_Supplied material_.
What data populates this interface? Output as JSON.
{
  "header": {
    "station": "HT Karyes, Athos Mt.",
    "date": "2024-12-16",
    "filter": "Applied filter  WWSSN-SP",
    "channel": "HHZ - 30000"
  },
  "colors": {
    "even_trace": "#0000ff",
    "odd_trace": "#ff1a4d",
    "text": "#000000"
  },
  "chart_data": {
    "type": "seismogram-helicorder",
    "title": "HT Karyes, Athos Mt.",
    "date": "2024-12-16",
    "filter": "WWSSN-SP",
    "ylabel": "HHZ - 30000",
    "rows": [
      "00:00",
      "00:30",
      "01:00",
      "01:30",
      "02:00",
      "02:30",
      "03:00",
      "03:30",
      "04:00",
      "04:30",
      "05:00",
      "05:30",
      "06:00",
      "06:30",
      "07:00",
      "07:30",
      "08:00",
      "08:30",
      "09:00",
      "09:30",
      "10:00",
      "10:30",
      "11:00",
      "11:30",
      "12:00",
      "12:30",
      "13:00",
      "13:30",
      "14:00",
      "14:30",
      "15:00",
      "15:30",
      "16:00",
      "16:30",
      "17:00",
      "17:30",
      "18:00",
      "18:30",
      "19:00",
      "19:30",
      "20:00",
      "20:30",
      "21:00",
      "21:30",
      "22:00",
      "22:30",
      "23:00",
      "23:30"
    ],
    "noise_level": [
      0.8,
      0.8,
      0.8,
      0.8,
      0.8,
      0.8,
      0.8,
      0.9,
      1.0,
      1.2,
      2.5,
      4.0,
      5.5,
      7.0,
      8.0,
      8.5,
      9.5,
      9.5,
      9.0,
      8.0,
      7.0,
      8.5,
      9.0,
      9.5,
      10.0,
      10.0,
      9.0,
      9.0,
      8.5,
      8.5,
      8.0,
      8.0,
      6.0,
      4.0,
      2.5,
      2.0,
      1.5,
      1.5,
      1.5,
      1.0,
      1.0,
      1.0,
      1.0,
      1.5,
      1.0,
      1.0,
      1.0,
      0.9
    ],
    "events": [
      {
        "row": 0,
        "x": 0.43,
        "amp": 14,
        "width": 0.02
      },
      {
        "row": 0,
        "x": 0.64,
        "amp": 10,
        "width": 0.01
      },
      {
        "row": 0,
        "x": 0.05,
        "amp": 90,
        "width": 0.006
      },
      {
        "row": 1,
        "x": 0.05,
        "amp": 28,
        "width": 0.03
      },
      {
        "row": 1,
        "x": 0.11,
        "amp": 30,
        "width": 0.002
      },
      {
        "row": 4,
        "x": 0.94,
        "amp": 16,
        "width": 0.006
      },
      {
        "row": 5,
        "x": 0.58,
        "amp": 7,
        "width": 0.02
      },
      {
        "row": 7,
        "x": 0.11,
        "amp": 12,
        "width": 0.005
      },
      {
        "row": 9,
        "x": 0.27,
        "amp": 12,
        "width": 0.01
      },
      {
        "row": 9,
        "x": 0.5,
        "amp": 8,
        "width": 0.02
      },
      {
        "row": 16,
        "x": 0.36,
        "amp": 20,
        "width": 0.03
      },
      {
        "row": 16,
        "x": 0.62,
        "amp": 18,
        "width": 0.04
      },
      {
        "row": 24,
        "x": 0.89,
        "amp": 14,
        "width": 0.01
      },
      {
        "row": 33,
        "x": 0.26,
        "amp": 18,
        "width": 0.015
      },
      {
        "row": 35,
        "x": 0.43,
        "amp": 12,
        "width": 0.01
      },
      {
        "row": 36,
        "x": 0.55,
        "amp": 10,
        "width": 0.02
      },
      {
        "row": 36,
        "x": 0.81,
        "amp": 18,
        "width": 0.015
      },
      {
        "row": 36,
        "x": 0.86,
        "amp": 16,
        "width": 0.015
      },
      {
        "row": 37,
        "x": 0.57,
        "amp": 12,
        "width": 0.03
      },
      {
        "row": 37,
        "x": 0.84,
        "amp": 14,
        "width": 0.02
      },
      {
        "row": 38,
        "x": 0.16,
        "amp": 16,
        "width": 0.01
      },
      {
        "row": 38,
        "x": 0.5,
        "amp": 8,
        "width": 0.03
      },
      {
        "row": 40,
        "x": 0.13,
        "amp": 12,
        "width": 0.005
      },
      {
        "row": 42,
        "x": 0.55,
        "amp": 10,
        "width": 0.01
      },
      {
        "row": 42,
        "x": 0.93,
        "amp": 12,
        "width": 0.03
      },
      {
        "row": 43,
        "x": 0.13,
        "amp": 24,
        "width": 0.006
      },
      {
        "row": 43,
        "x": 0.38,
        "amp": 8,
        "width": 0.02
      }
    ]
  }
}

_Task to complete_.
Repeat the data precisely, reproducing every entry.

_Response_.
What data populates this interface? Output as JSON.
{
  "header": {
    "station": "HT Karyes, Athos Mt.",
    "date": "2024-12-16",
    "filter": "Applied filter  WWSSN-SP",
    "channel": "HHZ - 30000"
  },
  "colors": {
    "even_trace": "#0000ff",
    "odd_trace": "#ff1a4d",
    "text": "#000000"
  },
  "chart_data": {
    "type": "seismogram-helicorder",
    "title": "HT Karyes, Athos Mt.",
    "date": "2024-12-16",
    "filter": "WWSSN-SP",
    "ylabel": "HHZ - 30000",
    "rows": [
      "00:00",
      "00:30",
      "01:00",
      "01:30",
      "02:00",
      "02:30",
      "03:00",
      "03:30",
      "04:00",
      "04:30",
      "05:00",
      "05:30",
      "06:00",
      "06:30",
      "07:00",
      "07:30",
      "08:00",
      "08:30",
      "09:00",
      "09:30",
      "10:00",
      "10:30",
      "11:00",
      "11:30",
      "12:00",
      "12:30",
      "13:00",
      "13:30",
      "14:00",
      "14:30",
      "15:00",
      "15:30",
      "16:00",
      "16:30",
      "17:00",
      "17:30",
      "18:00",
      "18:30",
      "19:00",
      "19:30",
      "20:00",
      "20:30",
      "21:00",
      "21:30",
      "22:00",
      "22:30",
      "23:00",
      "23:30"
    ],
    "noise_level": [
      0.8,
      0.8,
      0.8,
      0.8,
      0.8,
      0.8,
      0.8,
      0.9,
      1.0,
      1.2,
      2.5,
      4.0,
      5.5,
      7.0,
      8.0,
      8.5,
      9.5,
      9.5,
      9.0,
      8.0,
      7.0,
      8.5,
      9.0,
      9.5,
      10.0,
      10.0,
      9.0,
      9.0,
      8.5,
      8.5,
      8.0,
      8.0,
      6.0,
      4.0,
      2.5,
      2.0,
      1.5,
      1.5,
      1.5,
      1.0,
      1.0,
      1.0,
      1.0,
      1.5,
      1.0,
      1.0,
      1.0,
      0.9
    ],
    "events": [
      {
        "row": 0,
        "x": 0.43,
        "amp": 14,
        "width": 0.02
      },
      {
        "row": 0,
        "x": 0.64,
        "amp": 10,
        "width": 0.01
      },
      {
        "row": 0,
        "x": 0.05,
        "amp": 90,
        "width": 0.006
      },
      {
        "row": 1,
        "x": 0.05,
        "amp": 28,
        "width": 0.03
      },
      {
        "row": 1,
        "x": 0.11,
        "amp": 30,
        "width": 0.002
      },
      {
        "row": 4,
        "x": 0.94,
        "amp": 16,
        "width": 0.006
      },
      {
        "row": 5,
        "x": 0.58,
        "amp": 7,
        "width": 0.02
      },
      {
        "row": 7,
        "x": 0.11,
        "amp": 12,
        "width": 0.005
      },
      {
        "row": 9,
        "x": 0.27,
        "amp": 12,
        "width": 0.01
      },
      {
        "row": 9,
        "x": 0.5,
        "amp": 8,
        "width": 0.02
      },
      {
        "row": 16,
        "x": 0.36,
        "amp": 20,
        "width": 0.03
      },
      {
        "row": 16,
        "x": 0.62,
        "amp": 18,
        "width": 0.04
      },
      {
        "row": 24,
        "x": 0.89,
        "amp": 14,
        "width": 0.01
      },
      {
        "row": 33,
        "x": 0.26,
        "amp": 18,
        "width": 0.015
      },
      {
        "row": 35,
        "x": 0.43,
        "amp": 12,
        "width": 0.01
      },
      {
        "row": 36,
        "x": 0.55,
        "amp": 10,
        "width": 0.02
      },
      {
        "row": 36,
        "x": 0.81,
        "amp": 18,
        "width": 0.015
      },
      {
        "row": 36,
        "x": 0.86,
        "amp": 16,
        "width": 0.015
      },
      {
        "row": 37,
        "x": 0.57,
        "amp": 12,
        "width": 0.03
      },
      {
        "row": 37,
        "x": 0.84,
        "amp": 14,
        "width": 0.02
      },
      {
        "row": 38,
        "x": 0.16,
        "amp": 16,
        "width": 0.01
      },
      {
        "row": 38,
        "x": 0.5,
        "amp": 8,
        "width": 0.03
      },
      {
        "row": 40,
        "x": 0.13,
        "amp": 12,
        "width": 0.005
      },
      {
        "row": 42,
        "x": 0.55,
        "amp": 10,
        "width": 0.01
      },
      {
        "row": 42,
        "x": 0.93,
        "amp": 12,
        "width": 0.03
      },
      {
        "row": 43,
        "x": 0.13,
        "amp": 24,
        "width": 0.006
      },
      {
        "row": 43,
        "x": 0.38,
        "amp": 8,
        "width": 0.02
      }
    ]
  }
}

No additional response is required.